- REQUIRED ACTION: Copy nothing but the text: repeat each entry exactly and drop the images.

- TASK INPUT:
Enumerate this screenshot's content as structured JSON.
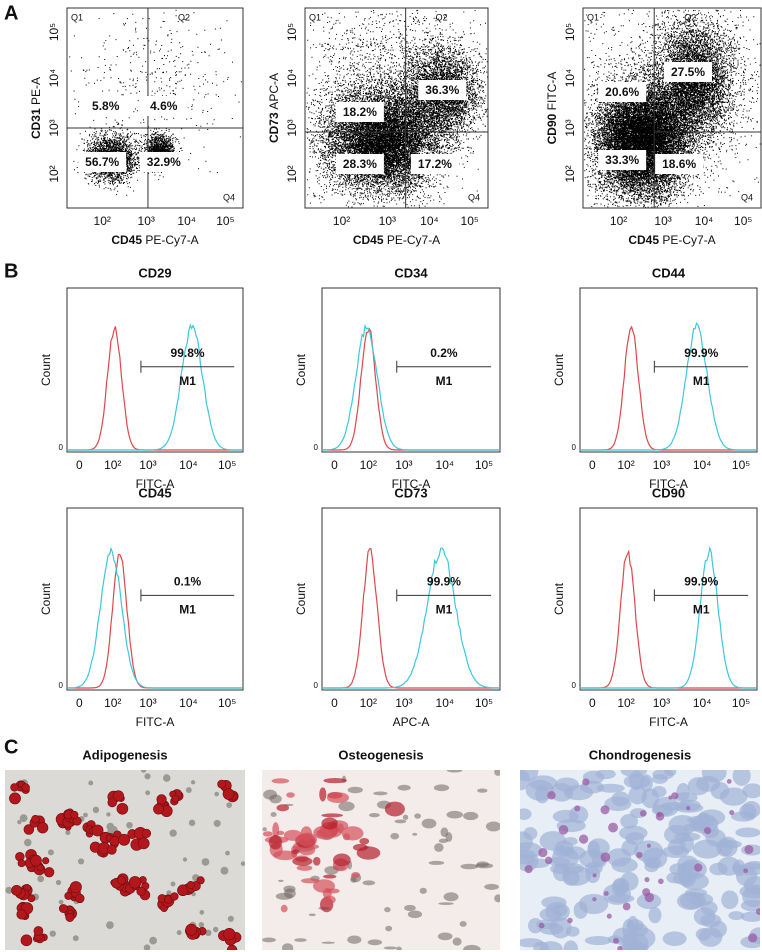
{
  "panel_labels": [
    "A",
    "B",
    "C"
  ],
  "scatter_plots": [
    {
      "y_marker": "CD31",
      "y_channel": "PE-A",
      "x_marker": "CD45",
      "x_channel": "PE-Cy7-A",
      "quadrants": [
        "Q1",
        "Q2",
        "Q4"
      ],
      "percentages": [
        "5.8%",
        "4.6%",
        "56.7%",
        "32.9%"
      ],
      "xticks": [
        "10²",
        "10³",
        "10⁴",
        "10⁵"
      ],
      "yticks": [
        "10²",
        "10³",
        "10⁴",
        "10⁵"
      ]
    },
    {
      "y_marker": "CD73",
      "y_channel": "APC-A",
      "x_marker": "CD45",
      "x_channel": "PE-Cy7-A",
      "quadrants": [
        "Q1",
        "Q2",
        "Q4"
      ],
      "percentages": [
        "18.2%",
        "36.3%",
        "28.3%",
        "17.2%"
      ],
      "xticks": [
        "10²",
        "10³",
        "10⁴",
        "10⁵"
      ],
      "yticks": [
        "10²",
        "10³",
        "10⁴",
        "10⁵"
      ]
    },
    {
      "y_marker": "CD90",
      "y_channel": "FITC-A",
      "x_marker": "CD45",
      "x_channel": "PE-Cy7-A",
      "quadrants": [
        "Q1",
        "Q2",
        "Q4"
      ],
      "percentages": [
        "20.6%",
        "27.5%",
        "33.3%",
        "18.6%"
      ],
      "xticks": [
        "10²",
        "10³",
        "10⁴",
        "10⁵"
      ],
      "yticks": [
        "10²",
        "10³",
        "10⁴",
        "10⁵"
      ]
    }
  ],
  "histograms": [
    {
      "title": "CD29",
      "y_label": "Count",
      "y_zero": "0",
      "percentage": "99.8%",
      "gate": "M1",
      "xticks": [
        "0",
        "10²",
        "10³",
        "10⁴",
        "10⁵"
      ],
      "x_label": "FITC-A"
    },
    {
      "title": "CD34",
      "y_label": "Count",
      "y_zero": "0",
      "percentage": "0.2%",
      "gate": "M1",
      "xticks": [
        "0",
        "10²",
        "10³",
        "10⁴",
        "10⁵"
      ],
      "x_label": "FITC-A"
    },
    {
      "title": "CD44",
      "y_label": "Count",
      "y_zero": "0",
      "percentage": "99.9%",
      "gate": "M1",
      "xticks": [
        "0",
        "10²",
        "10³",
        "10⁴",
        "10⁵"
      ],
      "x_label": "FITC-A"
    },
    {
      "title": "CD45",
      "y_label": "Count",
      "y_zero": "0",
      "percentage": "0.1%",
      "gate": "M1",
      "xticks": [
        "0",
        "10²",
        "10³",
        "10⁴",
        "10⁵"
      ],
      "x_label": "FITC-A"
    },
    {
      "title": "CD73",
      "y_label": "Count",
      "y_zero": "0",
      "percentage": "99.9%",
      "gate": "M1",
      "xticks": [
        "0",
        "10²",
        "10³",
        "10⁴",
        "10⁵"
      ],
      "x_label": "APC-A"
    },
    {
      "title": "CD90",
      "y_label": "Count",
      "y_zero": "0",
      "percentage": "99.9%",
      "gate": "M1",
      "xticks": [
        "0",
        "10²",
        "10³",
        "10⁴",
        "10⁵"
      ],
      "x_label": "FITC-A"
    }
  ],
  "images": [
    {
      "title": "Adipogenesis"
    },
    {
      "title": "Osteogenesis"
    },
    {
      "title": "Chondrogenesis"
    }
  ]
}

- WRITTEN RESPONSE:
Enumerate this screenshot's content as structured JSON.
{
  "panel_labels": [
    "A",
    "B",
    "C"
  ],
  "scatter_plots": [
    {
      "y_marker": "CD31",
      "y_channel": "PE-A",
      "x_marker": "CD45",
      "x_channel": "PE-Cy7-A",
      "quadrants": [
        "Q1",
        "Q2",
        "Q4"
      ],
      "percentages": [
        "5.8%",
        "4.6%",
        "56.7%",
        "32.9%"
      ],
      "xticks": [
        "10²",
        "10³",
        "10⁴",
        "10⁵"
      ],
      "yticks": [
        "10²",
        "10³",
        "10⁴",
        "10⁵"
      ]
    },
    {
      "y_marker": "CD73",
      "y_channel": "APC-A",
      "x_marker": "CD45",
      "x_channel": "PE-Cy7-A",
      "quadrants": [
        "Q1",
        "Q2",
        "Q4"
      ],
      "percentages": [
        "18.2%",
        "36.3%",
        "28.3%",
        "17.2%"
      ],
      "xticks": [
        "10²",
        "10³",
        "10⁴",
        "10⁵"
      ],
      "yticks": [
        "10²",
        "10³",
        "10⁴",
        "10⁵"
      ]
    },
    {
      "y_marker": "CD90",
      "y_channel": "FITC-A",
      "x_marker": "CD45",
      "x_channel": "PE-Cy7-A",
      "quadrants": [
        "Q1",
        "Q2",
        "Q4"
      ],
      "percentages": [
        "20.6%",
        "27.5%",
        "33.3%",
        "18.6%"
      ],
      "xticks": [
        "10²",
        "10³",
        "10⁴",
        "10⁵"
      ],
      "yticks": [
        "10²",
        "10³",
        "10⁴",
        "10⁵"
      ]
    }
  ],
  "histograms": [
    {
      "title": "CD29",
      "y_label": "Count",
      "y_zero": "0",
      "percentage": "99.8%",
      "gate": "M1",
      "xticks": [
        "0",
        "10²",
        "10³",
        "10⁴",
        "10⁵"
      ],
      "x_label": "FITC-A"
    },
    {
      "title": "CD34",
      "y_label": "Count",
      "y_zero": "0",
      "percentage": "0.2%",
      "gate": "M1",
      "xticks": [
        "0",
        "10²",
        "10³",
        "10⁴",
        "10⁵"
      ],
      "x_label": "FITC-A"
    },
    {
      "title": "CD44",
      "y_label": "Count",
      "y_zero": "0",
      "percentage": "99.9%",
      "gate": "M1",
      "xticks": [
        "0",
        "10²",
        "10³",
        "10⁴",
        "10⁵"
      ],
      "x_label": "FITC-A"
    },
    {
      "title": "CD45",
      "y_label": "Count",
      "y_zero": "0",
      "percentage": "0.1%",
      "gate": "M1",
      "xticks": [
        "0",
        "10²",
        "10³",
        "10⁴",
        "10⁵"
      ],
      "x_label": "FITC-A"
    },
    {
      "title": "CD73",
      "y_label": "Count",
      "y_zero": "0",
      "percentage": "99.9%",
      "gate": "M1",
      "xticks": [
        "0",
        "10²",
        "10³",
        "10⁴",
        "10⁵"
      ],
      "x_label": "APC-A"
    },
    {
      "title": "CD90",
      "y_label": "Count",
      "y_zero": "0",
      "percentage": "99.9%",
      "gate": "M1",
      "xticks": [
        "0",
        "10²",
        "10³",
        "10⁴",
        "10⁵"
      ],
      "x_label": "FITC-A"
    }
  ],
  "images": [
    {
      "title": "Adipogenesis"
    },
    {
      "title": "Osteogenesis"
    },
    {
      "title": "Chondrogenesis"
    }
  ]
}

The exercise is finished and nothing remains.